Given request: Restate the entries below verbatim.

(Items from a data source)

>>>

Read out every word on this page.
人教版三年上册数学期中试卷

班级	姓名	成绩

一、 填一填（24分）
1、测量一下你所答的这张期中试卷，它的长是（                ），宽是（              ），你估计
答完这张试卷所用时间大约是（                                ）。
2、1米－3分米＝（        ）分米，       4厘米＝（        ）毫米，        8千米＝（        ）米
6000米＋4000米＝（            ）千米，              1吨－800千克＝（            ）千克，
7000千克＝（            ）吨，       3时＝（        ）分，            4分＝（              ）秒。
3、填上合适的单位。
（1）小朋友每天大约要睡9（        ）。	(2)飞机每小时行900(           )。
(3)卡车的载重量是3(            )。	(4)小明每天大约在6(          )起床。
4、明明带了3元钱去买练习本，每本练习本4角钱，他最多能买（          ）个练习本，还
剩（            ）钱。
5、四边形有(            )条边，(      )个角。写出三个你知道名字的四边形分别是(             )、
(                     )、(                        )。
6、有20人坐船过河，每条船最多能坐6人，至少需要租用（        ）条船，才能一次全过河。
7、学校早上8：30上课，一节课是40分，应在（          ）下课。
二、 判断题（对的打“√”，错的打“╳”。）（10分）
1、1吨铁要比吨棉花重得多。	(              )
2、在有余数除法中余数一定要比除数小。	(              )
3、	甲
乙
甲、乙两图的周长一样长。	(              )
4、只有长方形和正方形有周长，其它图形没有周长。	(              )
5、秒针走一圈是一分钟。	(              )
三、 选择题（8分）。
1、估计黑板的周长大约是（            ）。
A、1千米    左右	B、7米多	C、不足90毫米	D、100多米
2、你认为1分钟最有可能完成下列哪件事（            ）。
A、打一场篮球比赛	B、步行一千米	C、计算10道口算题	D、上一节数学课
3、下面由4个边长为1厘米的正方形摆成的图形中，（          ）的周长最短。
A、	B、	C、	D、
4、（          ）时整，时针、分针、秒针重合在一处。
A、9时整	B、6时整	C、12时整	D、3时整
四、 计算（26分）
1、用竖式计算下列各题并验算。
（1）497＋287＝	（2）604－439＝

<<<

Exercise answer:
Read out every word on this page.
人教版三年上册数学期中试卷

班级	姓名	成绩

一、 填一填（24分）
1、测量一下你所答的这张期中试卷，它的长是（                ），宽是（              ），你估计
答完这张试卷所用时间大约是（                                ）。
2、1米－3分米＝（        ）分米，       4厘米＝（        ）毫米，        8千米＝（        ）米
6000米＋4000米＝（            ）千米，              1吨－800千克＝（            ）千克，
7000千克＝（            ）吨，       3时＝（        ）分，            4分＝（              ）秒。
3、填上合适的单位。
（1）小朋友每天大约要睡9（        ）。	(2)飞机每小时行900(           )。
(3)卡车的载重量是3(            )。	(4)小明每天大约在6(          )起床。
4、明明带了3元钱去买练习本，每本练习本4角钱，他最多能买（          ）个练习本，还
剩（            ）钱。
5、四边形有(            )条边，(      )个角。写出三个你知道名字的四边形分别是(             )、
(                     )、(                        )。
6、有20人坐船过河，每条船最多能坐6人，至少需要租用（        ）条船，才能一次全过河。
7、学校早上8：30上课，一节课是40分，应在（          ）下课。
二、 判断题（对的打“√”，错的打“╳”。）（10分）
1、1吨铁要比吨棉花重得多。	(              )
2、在有余数除法中余数一定要比除数小。	(              )
3、	甲
乙
甲、乙两图的周长一样长。	(              )
4、只有长方形和正方形有周长，其它图形没有周长。	(              )
5、秒针走一圈是一分钟。	(              )
三、 选择题（8分）。
1、估计黑板的周长大约是（            ）。
A、1千米    左右	B、7米多	C、不足90毫米	D、100多米
2、你认为1分钟最有可能完成下列哪件事（            ）。
A、打一场篮球比赛	B、步行一千米	C、计算10道口算题	D、上一节数学课
3、下面由4个边长为1厘米的正方形摆成的图形中，（          ）的周长最短。
A、	B、	C、	D、
4、（          ）时整，时针、分针、秒针重合在一处。
A、9时整	B、6时整	C、12时整	D、3时整
四、 计算（26分）
1、用竖式计算下列各题并验算。
（1）497＋287＝	（2）604－439＝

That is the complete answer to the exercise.